# How to get source for kernel, world to match currently running kernel?



## Time2IPL (Mar 2, 2010)

Apologies in advance for this question; I have a feeling that I'm probably missing something or ??? here.

I'm currently running 8.0-RELEASE-p2, which I installed from the 8.0-RELEASE DVD, and have been keeping up to date with freebsd-update (I've been keeping my ports current w portsnap). Everything seems to be working fine.

However, it occurred to me yesterday when I went to build the kernel and "world" that I have no idea whether the sources in /usr/bin, /usr/lib, etc. match the currently running kernel, etc. - does "freebsd-update" keep those in sync? or are they the same as they were when I first installed the system?

I read through the handbook, etc., but I'm just not getting how to determine whether the sources I have are current and/or download ones that match a given release and patchlevel.

Thanks
Larry


----------



## DutchDaemon (Mar 3, 2010)

Why on earth would you build the world and kernel when you're using freebsd-update? The whole point of freebsd-update is *not* having to build the world and kernel, and just installing binary updates to world and kernel.

If you want to build everything yourself, just use csup(8) and track -RELEASE or -STABLE. Now you're just doing it twice.


----------



## adamk (Mar 3, 2010)

Also, you seem to have a funny idea of "sources".  The source code is kept in /usr/src.  /usr/bin contains binaries and /usr/lib contains libraries, both are compiled from source.

Adam


----------



## DutchDaemon (Mar 3, 2010)

And to be more concise: if you instruct freebsd-update (through freebsd-update.conf) to sync 'src', _the source tree in /usr/src will be the same source tree that built the binaries freebsd-update is installing_. Building and installing it all over again will keep your room warmer, but not add any value to the operating system.


----------



## Time2IPL (Mar 3, 2010)

I had a feeling there was a better way to ask this...



			
				DutchDaemon said:
			
		

> Why on earth would you build the world and kernel when you're using freebsd-update? ...



They're two separate machines. I'm trying to bring an old device driver up to date and before I started doing anything I wanted to make sure I was running the exact same kernel, etc., on both machines. Only with one built from sources and one not.



			
				Adam said:
			
		

> Also, you seem to have a funny idea of "sources". The source code is kept in /usr/src. /usr/bin contains binaries and /usr/lib contains libraries, both are compiled from source.



Sorry for that]
... if you instruct freebsd-update (through freebsd-update.conf) to sync 'src', the source tree in /usr/src will be the same source tree that built the binaries freebsd-update is installing.
[/QUOTE]

Ah, perfect. That's exactly what I was trying to figure out and wasn't 100% on. Thanks.

At some point in the past - I don't recall whether it was with FreeBSD or another OS - I started off a similar effort with a source tree that was close to what was being released in binary form but not close enough to spare me from a lot of wasted effort. I was trying to avoid a similar mess.

- Larry


----------

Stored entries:
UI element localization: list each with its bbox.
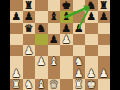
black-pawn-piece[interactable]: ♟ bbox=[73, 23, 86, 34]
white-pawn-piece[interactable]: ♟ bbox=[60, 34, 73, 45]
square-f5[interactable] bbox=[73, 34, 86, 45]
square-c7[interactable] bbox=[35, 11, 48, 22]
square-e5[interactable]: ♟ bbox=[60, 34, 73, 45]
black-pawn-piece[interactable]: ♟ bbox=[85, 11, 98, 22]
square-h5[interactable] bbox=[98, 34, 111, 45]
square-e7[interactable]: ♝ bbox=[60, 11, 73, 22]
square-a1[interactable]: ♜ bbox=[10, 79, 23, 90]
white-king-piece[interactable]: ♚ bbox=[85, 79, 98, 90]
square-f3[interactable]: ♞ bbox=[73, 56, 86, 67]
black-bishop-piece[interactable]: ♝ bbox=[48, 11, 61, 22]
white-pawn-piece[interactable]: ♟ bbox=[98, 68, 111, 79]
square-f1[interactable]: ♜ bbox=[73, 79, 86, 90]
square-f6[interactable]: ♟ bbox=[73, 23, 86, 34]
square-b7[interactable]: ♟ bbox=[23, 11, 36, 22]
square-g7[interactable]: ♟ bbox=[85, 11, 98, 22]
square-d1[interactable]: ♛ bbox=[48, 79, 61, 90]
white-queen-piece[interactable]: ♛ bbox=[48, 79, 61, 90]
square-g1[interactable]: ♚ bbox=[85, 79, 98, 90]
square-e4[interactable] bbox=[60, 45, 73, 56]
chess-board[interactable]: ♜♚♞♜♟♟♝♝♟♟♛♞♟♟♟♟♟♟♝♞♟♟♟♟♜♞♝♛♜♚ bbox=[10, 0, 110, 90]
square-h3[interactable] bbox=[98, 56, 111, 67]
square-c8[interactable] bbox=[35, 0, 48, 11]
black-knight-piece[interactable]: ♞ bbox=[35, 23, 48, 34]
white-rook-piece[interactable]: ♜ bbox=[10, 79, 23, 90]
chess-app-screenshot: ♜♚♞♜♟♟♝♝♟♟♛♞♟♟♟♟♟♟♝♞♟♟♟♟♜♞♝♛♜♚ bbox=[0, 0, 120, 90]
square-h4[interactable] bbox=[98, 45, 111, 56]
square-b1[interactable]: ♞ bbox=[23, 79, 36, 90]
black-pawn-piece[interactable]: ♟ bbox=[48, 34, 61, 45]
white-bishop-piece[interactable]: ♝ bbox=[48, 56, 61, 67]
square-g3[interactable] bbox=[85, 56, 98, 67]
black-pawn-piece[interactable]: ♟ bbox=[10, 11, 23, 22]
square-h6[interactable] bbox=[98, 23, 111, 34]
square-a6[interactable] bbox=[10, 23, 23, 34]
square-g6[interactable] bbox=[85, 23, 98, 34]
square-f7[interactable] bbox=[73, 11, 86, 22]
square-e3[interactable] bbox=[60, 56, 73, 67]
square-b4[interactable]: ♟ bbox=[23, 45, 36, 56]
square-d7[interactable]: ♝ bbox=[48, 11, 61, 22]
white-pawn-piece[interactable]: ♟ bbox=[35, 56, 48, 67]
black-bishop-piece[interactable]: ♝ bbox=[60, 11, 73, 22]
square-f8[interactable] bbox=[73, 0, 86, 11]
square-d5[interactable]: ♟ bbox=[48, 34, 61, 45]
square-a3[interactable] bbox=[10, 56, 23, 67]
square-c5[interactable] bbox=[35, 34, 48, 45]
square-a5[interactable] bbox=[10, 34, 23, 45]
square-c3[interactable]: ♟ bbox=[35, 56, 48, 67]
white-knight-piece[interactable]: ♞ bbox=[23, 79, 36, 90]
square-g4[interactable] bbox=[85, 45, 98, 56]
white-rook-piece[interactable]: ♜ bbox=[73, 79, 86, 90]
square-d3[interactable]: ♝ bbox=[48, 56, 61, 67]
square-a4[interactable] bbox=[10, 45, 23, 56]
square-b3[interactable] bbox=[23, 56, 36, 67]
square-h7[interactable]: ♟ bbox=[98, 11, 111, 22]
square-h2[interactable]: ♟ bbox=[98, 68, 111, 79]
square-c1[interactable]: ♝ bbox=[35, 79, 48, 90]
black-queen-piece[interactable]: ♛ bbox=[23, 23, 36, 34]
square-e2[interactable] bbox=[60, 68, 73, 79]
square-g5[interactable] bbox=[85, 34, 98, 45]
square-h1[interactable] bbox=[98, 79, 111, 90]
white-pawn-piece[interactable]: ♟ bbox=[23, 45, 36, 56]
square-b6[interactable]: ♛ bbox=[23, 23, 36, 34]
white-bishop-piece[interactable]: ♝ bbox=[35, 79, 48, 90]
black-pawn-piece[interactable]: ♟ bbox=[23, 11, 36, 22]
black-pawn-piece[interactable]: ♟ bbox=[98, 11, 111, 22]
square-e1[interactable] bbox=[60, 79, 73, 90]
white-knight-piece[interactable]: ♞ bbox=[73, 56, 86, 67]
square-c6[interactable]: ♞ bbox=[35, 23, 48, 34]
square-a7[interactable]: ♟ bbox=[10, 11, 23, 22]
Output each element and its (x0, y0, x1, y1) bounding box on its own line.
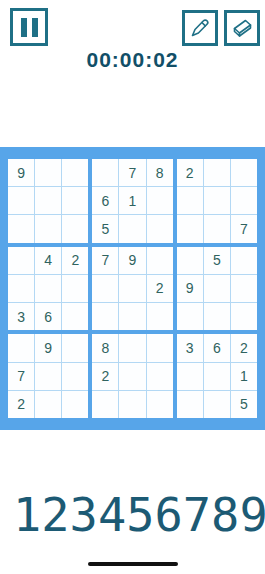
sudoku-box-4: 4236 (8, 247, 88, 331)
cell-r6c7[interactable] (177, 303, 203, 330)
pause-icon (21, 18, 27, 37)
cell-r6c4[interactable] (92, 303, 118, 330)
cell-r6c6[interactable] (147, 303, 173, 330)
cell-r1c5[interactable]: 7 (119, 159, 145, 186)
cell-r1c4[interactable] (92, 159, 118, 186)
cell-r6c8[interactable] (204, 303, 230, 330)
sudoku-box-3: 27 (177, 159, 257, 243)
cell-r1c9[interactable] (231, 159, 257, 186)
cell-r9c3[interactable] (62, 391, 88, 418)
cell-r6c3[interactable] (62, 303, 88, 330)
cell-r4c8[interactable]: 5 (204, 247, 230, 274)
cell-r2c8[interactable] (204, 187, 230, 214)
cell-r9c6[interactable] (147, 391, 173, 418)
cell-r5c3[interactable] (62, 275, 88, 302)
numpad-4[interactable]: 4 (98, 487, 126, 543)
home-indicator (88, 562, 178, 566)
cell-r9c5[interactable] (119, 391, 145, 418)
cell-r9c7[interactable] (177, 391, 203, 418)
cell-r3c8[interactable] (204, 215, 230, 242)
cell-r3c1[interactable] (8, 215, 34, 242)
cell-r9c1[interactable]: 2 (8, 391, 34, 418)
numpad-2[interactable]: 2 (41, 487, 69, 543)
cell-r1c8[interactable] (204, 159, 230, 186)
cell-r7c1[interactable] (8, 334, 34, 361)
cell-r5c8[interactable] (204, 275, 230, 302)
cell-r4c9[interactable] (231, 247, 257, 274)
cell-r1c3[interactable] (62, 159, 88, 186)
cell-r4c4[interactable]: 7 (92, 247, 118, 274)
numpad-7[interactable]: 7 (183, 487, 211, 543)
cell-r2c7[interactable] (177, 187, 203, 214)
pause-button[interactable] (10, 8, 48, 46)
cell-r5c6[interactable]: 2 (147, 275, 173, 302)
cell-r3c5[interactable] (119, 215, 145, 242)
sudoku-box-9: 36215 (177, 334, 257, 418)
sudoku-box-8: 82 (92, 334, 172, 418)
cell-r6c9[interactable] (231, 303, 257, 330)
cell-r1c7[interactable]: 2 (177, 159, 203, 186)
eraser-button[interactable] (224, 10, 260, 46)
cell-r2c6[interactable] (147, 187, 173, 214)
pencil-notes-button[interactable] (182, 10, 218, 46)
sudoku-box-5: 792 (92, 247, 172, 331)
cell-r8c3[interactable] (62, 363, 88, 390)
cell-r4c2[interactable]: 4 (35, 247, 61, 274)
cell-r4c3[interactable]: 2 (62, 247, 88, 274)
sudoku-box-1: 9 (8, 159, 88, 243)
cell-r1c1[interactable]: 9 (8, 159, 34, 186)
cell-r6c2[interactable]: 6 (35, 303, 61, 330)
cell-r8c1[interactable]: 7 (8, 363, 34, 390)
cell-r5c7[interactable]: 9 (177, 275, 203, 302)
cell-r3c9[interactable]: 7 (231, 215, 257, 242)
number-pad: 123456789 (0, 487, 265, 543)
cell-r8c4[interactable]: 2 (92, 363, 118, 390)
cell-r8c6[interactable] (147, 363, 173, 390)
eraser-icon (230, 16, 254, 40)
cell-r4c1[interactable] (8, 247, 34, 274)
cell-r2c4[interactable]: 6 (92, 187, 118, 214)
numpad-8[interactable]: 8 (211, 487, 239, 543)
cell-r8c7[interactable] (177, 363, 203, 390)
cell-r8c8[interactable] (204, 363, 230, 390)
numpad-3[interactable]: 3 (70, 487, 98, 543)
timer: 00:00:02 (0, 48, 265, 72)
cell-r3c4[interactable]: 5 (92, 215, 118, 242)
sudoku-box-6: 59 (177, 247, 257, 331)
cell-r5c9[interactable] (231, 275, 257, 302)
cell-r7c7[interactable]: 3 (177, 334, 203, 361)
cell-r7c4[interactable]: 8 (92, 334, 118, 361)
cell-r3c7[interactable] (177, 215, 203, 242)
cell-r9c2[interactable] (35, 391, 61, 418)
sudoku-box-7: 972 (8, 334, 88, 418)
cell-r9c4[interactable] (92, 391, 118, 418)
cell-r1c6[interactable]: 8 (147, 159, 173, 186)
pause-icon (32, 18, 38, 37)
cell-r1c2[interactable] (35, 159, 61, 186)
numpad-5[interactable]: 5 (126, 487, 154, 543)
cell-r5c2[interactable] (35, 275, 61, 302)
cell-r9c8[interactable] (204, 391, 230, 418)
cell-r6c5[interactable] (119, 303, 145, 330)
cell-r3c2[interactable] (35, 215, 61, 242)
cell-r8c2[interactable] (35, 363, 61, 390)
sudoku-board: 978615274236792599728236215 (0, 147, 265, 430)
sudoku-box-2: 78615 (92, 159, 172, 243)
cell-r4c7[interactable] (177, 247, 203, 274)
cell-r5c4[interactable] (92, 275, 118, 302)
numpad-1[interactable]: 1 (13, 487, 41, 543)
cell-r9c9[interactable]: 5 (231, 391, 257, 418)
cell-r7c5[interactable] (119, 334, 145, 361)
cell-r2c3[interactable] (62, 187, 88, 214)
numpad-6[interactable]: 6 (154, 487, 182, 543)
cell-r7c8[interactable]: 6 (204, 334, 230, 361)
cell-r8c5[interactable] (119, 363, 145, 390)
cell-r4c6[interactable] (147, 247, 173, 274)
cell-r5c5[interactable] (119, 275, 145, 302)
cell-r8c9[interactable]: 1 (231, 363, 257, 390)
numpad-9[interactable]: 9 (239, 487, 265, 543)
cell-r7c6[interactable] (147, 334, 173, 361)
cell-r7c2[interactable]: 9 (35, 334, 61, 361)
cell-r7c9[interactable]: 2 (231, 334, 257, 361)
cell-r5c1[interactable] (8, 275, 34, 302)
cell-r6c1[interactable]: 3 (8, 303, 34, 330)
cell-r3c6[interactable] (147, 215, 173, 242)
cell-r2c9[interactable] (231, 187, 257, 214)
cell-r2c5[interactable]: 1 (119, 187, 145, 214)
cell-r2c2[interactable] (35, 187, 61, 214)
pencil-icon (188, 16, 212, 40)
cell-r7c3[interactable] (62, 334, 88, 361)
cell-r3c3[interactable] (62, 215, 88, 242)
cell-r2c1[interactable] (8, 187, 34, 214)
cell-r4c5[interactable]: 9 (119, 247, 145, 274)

* * *

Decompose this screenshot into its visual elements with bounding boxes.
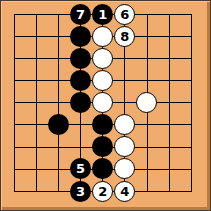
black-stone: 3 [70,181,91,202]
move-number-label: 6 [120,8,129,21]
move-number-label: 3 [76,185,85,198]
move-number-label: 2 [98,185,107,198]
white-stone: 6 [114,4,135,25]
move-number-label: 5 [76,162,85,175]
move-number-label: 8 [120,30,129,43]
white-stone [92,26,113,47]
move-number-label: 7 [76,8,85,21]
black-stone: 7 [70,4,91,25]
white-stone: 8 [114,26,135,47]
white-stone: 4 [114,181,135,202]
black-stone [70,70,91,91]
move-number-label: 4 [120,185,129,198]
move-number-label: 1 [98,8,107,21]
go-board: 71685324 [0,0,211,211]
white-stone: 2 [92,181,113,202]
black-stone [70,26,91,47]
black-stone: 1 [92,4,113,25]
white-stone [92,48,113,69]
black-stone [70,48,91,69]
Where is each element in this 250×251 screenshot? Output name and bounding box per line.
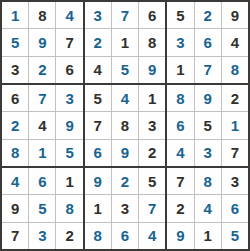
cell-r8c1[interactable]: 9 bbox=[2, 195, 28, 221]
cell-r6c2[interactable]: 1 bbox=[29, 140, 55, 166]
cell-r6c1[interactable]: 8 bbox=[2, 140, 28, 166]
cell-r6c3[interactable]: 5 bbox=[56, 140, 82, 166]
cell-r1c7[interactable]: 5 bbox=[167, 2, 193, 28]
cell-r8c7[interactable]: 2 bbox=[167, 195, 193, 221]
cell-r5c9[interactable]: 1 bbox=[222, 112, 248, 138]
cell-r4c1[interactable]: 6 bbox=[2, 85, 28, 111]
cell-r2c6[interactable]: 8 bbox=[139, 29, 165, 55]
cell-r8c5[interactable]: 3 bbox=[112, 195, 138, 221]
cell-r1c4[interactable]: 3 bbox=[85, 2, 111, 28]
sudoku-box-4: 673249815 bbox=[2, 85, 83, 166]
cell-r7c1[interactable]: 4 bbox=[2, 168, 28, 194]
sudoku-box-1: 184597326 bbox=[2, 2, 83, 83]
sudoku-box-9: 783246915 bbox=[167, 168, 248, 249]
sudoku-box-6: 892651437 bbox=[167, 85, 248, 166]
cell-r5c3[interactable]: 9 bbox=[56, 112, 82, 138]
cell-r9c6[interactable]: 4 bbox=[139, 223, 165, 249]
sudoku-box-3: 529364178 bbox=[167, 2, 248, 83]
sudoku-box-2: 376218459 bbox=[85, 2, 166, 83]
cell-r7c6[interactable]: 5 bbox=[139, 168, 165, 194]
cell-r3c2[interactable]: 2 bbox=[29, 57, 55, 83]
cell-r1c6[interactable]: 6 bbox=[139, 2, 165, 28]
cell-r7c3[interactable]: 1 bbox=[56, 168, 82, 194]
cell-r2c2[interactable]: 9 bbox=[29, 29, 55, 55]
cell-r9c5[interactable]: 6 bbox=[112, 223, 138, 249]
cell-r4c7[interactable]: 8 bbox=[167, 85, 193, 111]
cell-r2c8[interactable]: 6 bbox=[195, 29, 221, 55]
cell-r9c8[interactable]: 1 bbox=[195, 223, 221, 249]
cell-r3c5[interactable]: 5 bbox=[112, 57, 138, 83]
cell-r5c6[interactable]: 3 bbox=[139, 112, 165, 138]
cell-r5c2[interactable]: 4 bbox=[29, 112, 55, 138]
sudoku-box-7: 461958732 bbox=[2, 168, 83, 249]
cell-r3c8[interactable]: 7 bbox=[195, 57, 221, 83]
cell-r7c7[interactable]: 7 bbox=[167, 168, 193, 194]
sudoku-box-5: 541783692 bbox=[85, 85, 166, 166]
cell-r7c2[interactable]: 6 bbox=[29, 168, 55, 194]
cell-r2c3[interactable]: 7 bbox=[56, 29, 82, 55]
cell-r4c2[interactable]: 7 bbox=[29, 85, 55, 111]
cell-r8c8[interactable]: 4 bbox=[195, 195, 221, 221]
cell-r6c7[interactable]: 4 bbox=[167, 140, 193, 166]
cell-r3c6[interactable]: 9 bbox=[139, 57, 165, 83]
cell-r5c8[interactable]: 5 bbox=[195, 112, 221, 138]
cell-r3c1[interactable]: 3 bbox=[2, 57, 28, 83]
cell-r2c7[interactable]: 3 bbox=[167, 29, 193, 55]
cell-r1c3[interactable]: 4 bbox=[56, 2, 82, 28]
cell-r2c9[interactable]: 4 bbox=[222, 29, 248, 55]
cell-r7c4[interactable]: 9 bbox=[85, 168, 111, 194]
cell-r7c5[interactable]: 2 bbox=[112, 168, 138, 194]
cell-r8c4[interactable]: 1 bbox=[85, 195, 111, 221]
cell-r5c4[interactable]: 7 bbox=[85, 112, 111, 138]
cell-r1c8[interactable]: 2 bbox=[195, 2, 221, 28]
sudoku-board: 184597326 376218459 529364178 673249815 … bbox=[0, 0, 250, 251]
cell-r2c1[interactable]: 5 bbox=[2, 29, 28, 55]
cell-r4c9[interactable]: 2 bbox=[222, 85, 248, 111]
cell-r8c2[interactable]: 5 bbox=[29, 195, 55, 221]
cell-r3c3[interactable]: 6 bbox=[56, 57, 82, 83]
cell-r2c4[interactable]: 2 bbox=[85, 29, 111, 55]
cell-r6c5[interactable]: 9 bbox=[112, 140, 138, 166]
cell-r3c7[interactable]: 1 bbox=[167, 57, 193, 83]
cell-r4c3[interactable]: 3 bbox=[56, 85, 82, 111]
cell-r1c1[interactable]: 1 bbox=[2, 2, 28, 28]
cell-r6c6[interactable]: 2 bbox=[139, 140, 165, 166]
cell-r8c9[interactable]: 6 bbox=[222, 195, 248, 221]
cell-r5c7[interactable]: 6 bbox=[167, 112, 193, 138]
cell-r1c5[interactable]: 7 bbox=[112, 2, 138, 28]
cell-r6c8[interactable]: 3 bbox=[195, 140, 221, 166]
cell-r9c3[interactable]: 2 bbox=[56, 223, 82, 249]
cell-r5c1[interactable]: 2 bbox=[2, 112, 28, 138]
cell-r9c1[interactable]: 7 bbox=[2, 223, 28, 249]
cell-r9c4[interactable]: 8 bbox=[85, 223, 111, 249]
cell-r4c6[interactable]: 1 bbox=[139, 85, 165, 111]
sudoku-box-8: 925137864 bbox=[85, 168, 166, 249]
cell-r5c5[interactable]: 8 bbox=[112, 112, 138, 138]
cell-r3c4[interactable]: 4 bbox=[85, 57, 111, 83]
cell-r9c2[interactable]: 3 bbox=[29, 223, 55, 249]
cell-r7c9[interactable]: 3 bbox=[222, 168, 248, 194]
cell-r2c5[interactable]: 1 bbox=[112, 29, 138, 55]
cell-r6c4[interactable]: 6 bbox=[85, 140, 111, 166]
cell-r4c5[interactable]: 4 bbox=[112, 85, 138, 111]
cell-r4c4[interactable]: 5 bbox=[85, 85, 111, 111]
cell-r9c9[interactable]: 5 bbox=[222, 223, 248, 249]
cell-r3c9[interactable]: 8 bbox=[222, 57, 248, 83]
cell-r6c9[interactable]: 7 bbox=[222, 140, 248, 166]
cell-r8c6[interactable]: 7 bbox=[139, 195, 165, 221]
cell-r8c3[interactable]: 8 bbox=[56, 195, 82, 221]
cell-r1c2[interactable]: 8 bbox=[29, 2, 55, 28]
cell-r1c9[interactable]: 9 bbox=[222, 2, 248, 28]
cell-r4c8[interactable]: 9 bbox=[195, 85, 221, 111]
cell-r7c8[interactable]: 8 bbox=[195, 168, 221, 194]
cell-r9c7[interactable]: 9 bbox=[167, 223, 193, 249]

Exercise aim: Could you extract the part of the FreeBSD update thread starting with "And to be more" and going on through "Time2IPL (Mar 3, 2010)", word for word? The records have no connection to the FreeBSD update thread.

Correct output:
And to be more concise: if you instruct freebsd-update (through freebsd-update.conf) to sync 'src', _the source tree in /usr/src will be the same source tree that built the binaries freebsd-update is installing_. Building and installing it all over again will keep your room warmer, but not add any value to the operating system.


----------



## Time2IPL (Mar 3, 2010)